┌──

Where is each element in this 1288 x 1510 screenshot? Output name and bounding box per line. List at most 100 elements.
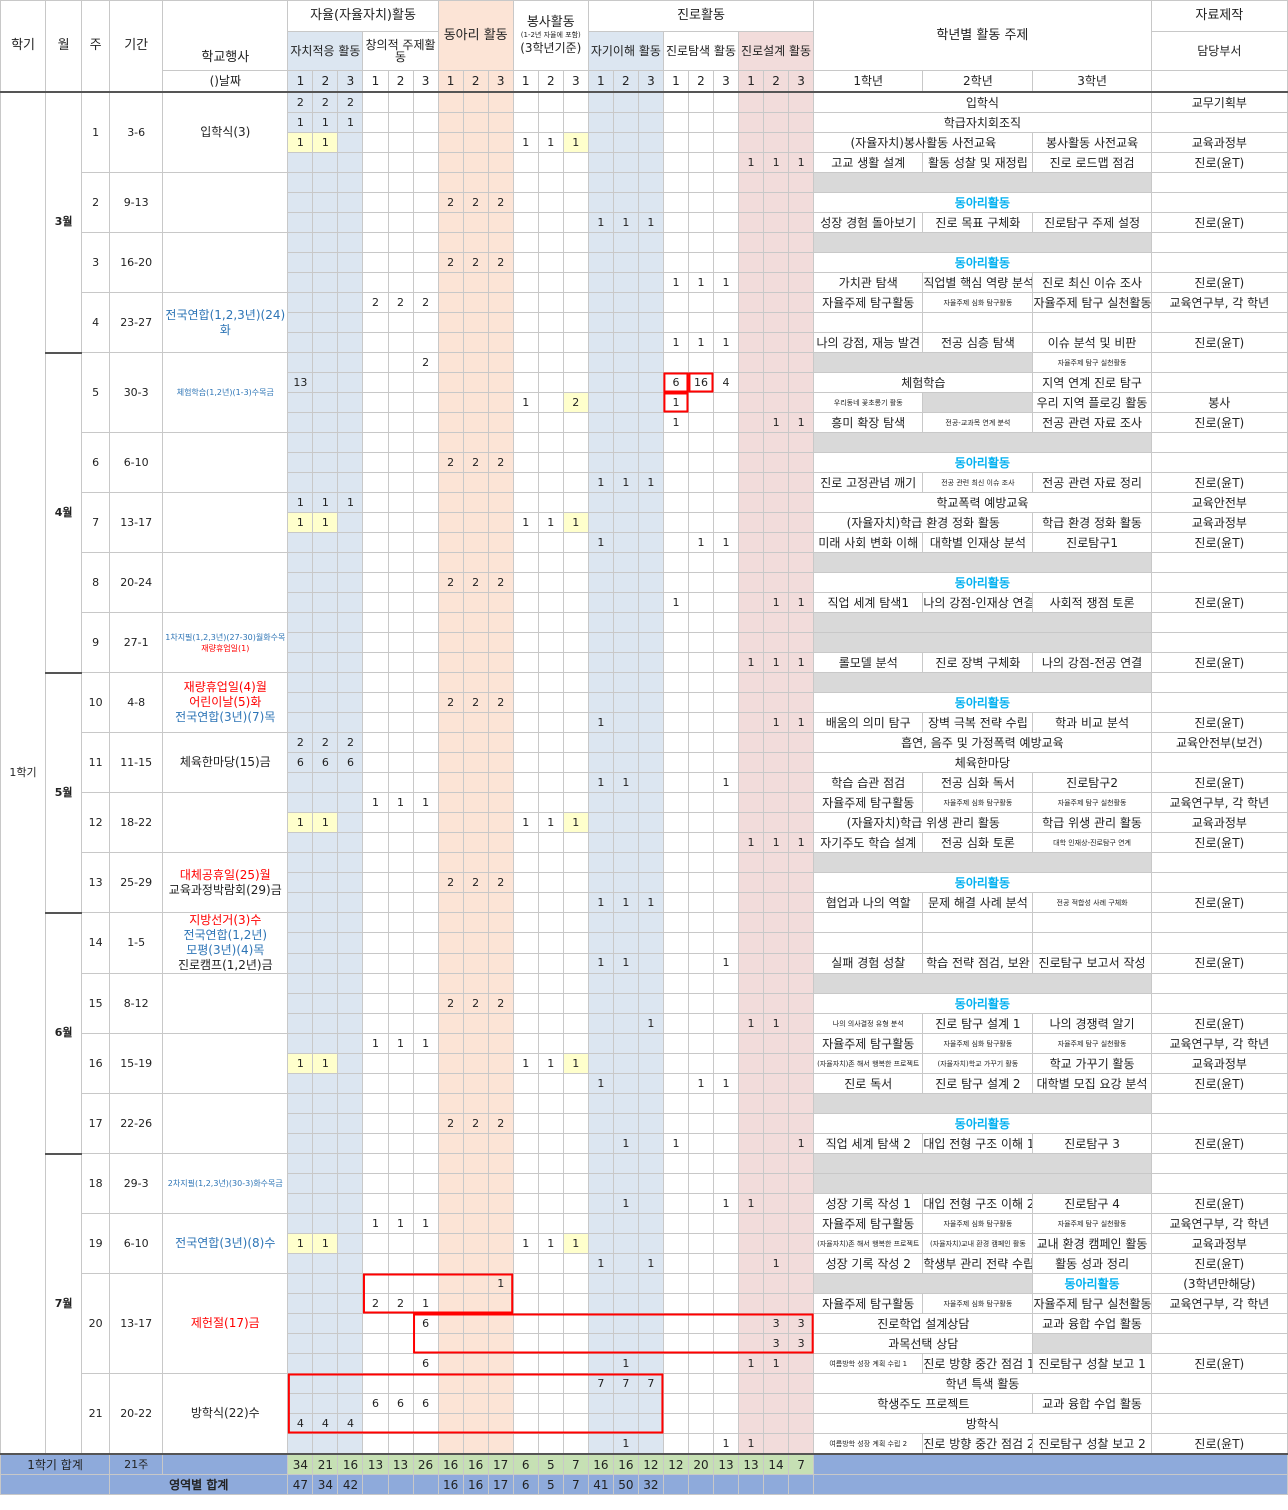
count-cell-d1: [738, 632, 765, 653]
theme-grade1: 롤모델 분석: [813, 652, 924, 673]
count-cell-c1: [437, 732, 464, 753]
theme-grade2: 진로 방향 중간 점검 1: [922, 1353, 1034, 1374]
theme-grade3: 사회적 쟁점 토론: [1032, 592, 1152, 613]
count-cell-r3: 1: [412, 1293, 439, 1314]
count-cell-r3: [412, 732, 439, 753]
dept-cell: [1150, 1113, 1288, 1134]
header-semester: 학기: [0, 0, 47, 93]
count-cell-c2: [462, 1053, 489, 1074]
count-cell-r1: [362, 112, 389, 133]
count-cell-c2: [462, 1413, 489, 1434]
count-cell-c2: [462, 112, 489, 133]
theme-gray: [813, 172, 1152, 193]
count-cell-v2: [537, 832, 564, 853]
count-cell-c2: [462, 152, 489, 173]
week-row: 2 2 2 동아리활동: [1, 993, 1288, 1014]
count-cell-d2: [763, 572, 790, 593]
header-volunteer-title: 봉사활동: [526, 15, 575, 30]
count-cell-e1: [662, 1213, 689, 1234]
count-cell-v2: [537, 1313, 564, 1334]
count-cell-r1: [362, 232, 389, 253]
header-num-v1: 1: [512, 70, 539, 93]
count-cell-e1: [662, 1273, 689, 1294]
count-cell-s1: [587, 1053, 614, 1074]
count-cell-v3: [562, 752, 589, 773]
dept-cell: 진로(윤T): [1150, 832, 1288, 853]
count-cell-r2: [387, 552, 414, 573]
week-period: 20-24: [109, 552, 164, 613]
count-cell-a1: [287, 1073, 314, 1094]
count-cell-r2: [387, 732, 414, 753]
count-cell-r2: [387, 993, 414, 1014]
theme-gray: [813, 1173, 1152, 1194]
semester-label: 1학기: [0, 91, 47, 1455]
count-cell-a1: [287, 1093, 314, 1114]
count-cell-s1: [587, 572, 614, 593]
count-cell-c2: [462, 712, 489, 733]
count-cell-e1: 1: [662, 392, 689, 413]
count-cell-v3: [562, 592, 589, 613]
theme-grade2: 자율주제 심화 탐구활동: [922, 792, 1034, 813]
count-cell-c3: [487, 772, 514, 793]
count-cell-e3: [712, 872, 740, 893]
theme-grade1: 자율주제 탐구활동: [813, 1033, 924, 1054]
week-row: 4월 5 30-3 체험학습(1,2년)(1-3)수목금 2 자율주제 탐구 실천활동: [1, 351, 1288, 673]
count-cell-s2: 1: [612, 952, 639, 975]
count-cell-v2: [537, 1433, 564, 1455]
week-number: 4: [81, 292, 111, 353]
count-cell-a2: [312, 472, 339, 493]
header-num-d1: 1: [738, 70, 765, 93]
count-cell-v3: [562, 1433, 589, 1455]
count-cell-c2: 2: [462, 993, 489, 1014]
count-cell-d1: [738, 772, 765, 793]
count-cell-c3: [487, 512, 514, 533]
count-cell-s2: [612, 172, 639, 193]
count-cell-r3: [412, 91, 439, 113]
count-cell-v1: [512, 1153, 539, 1174]
count-cell-d3: 1: [788, 652, 815, 673]
count-cell-s1: [587, 832, 614, 853]
count-cell-v2: [537, 1153, 564, 1174]
count-cell-d1: [738, 852, 765, 873]
week-number: 8: [81, 552, 111, 613]
theme-gray: [813, 1153, 1152, 1174]
school-events-cell: 체육한마당(15)금: [162, 732, 289, 793]
count-cell-r3: [412, 652, 439, 673]
count-cell-c1: [437, 412, 464, 433]
count-cell-r2: [387, 152, 414, 173]
week-row: 21 20-22 방학식(22)수 7 7 7 학년 특색 활동: [1, 1373, 1288, 1455]
count-cell-d1: [738, 1373, 765, 1394]
count-cell-r3: [412, 1253, 439, 1274]
count-cell-r1: [362, 732, 389, 753]
week-row: 1 1 1 1 1 (자율자치)존 해서 행복한 프로젝트 (자율자치)학교 가꾸기 활동 학…: [1, 1053, 1288, 1074]
theme-grade3: 자율주제 탐구 실천활동: [1032, 1293, 1152, 1314]
count-cell-v2: [537, 952, 564, 975]
area-total-value: 50: [612, 1474, 639, 1495]
count-cell-e2: [687, 1393, 714, 1414]
count-cell-r1: [362, 352, 389, 373]
count-cell-r3: [412, 212, 439, 233]
count-cell-d1: [738, 1213, 765, 1234]
theme-grade1: 진로 독서: [813, 1073, 924, 1094]
count-cell-s1: [587, 232, 614, 253]
total-value: 16: [612, 1453, 639, 1475]
count-cell-e1: [662, 212, 689, 233]
count-cell-v2: [537, 1373, 564, 1394]
count-cell-e3: [712, 1013, 740, 1034]
count-cell-c3: [487, 332, 514, 353]
count-cell-d2: [763, 91, 790, 113]
count-cell-e1: [662, 1353, 689, 1374]
count-cell-r3: [412, 1193, 439, 1214]
count-cell-e1: 1: [662, 1133, 689, 1154]
week-row: 12 18-22 1 1 1 자율주제 탐구활동 자율주제 심화 탐구활동 자율주제 탐구 실…: [1, 792, 1288, 853]
count-cell-d2: [763, 1033, 790, 1054]
count-cell-r2: [387, 932, 414, 954]
count-cell-s3: 1: [637, 892, 664, 913]
header-self-understanding: 자기이해 활동: [587, 31, 664, 71]
count-cell-v2: 1: [537, 812, 564, 833]
theme-grade3: 학교 가꾸기 활동: [1032, 1053, 1152, 1074]
theme-grade3: 진로탐구 보고서 작성: [1032, 952, 1152, 975]
count-cell-a2: 4: [312, 1413, 339, 1434]
count-cell-a2: [312, 1333, 339, 1354]
theme-gray: [813, 552, 1152, 573]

└──

TASK
Copy the lines above word for word, starting at the line that contains "count-cell-d1: [738, 632, 765, 653]" and ending after the line that contains "dept-cell: 진로(윤T): [1150, 832, 1288, 853]".

ANSWER TO THIS EXERCISE
count-cell-d1: [738, 632, 765, 653]
theme-grade1: 롤모델 분석: [813, 652, 924, 673]
count-cell-c1: [437, 732, 464, 753]
theme-grade2: 진로 방향 중간 점검 1: [922, 1353, 1034, 1374]
theme-grade3: 사회적 쟁점 토론: [1032, 592, 1152, 613]
count-cell-r3: 1: [412, 1293, 439, 1314]
count-cell-r3: [412, 732, 439, 753]
dept-cell: [1150, 1113, 1288, 1134]
header-semester: 학기: [0, 0, 47, 93]
count-cell-c2: [462, 1053, 489, 1074]
count-cell-r1: [362, 112, 389, 133]
count-cell-c2: [462, 1413, 489, 1434]
count-cell-c2: [462, 112, 489, 133]
theme-gray: [813, 172, 1152, 193]
count-cell-v2: [537, 832, 564, 853]
count-cell-c2: [462, 152, 489, 173]
week-row: 2 2 2 동아리활동: [1, 993, 1288, 1014]
count-cell-d2: [763, 572, 790, 593]
header-volunteer-title: 봉사활동: [526, 15, 575, 30]
count-cell-e1: [662, 1213, 689, 1234]
count-cell-v2: [537, 1313, 564, 1334]
count-cell-r1: [362, 232, 389, 253]
header-num-v1: 1: [512, 70, 539, 93]
count-cell-e1: [662, 1273, 689, 1294]
count-cell-s1: [587, 1053, 614, 1074]
count-cell-v3: [562, 752, 589, 773]
dept-cell: 진로(윤T): [1150, 832, 1288, 853]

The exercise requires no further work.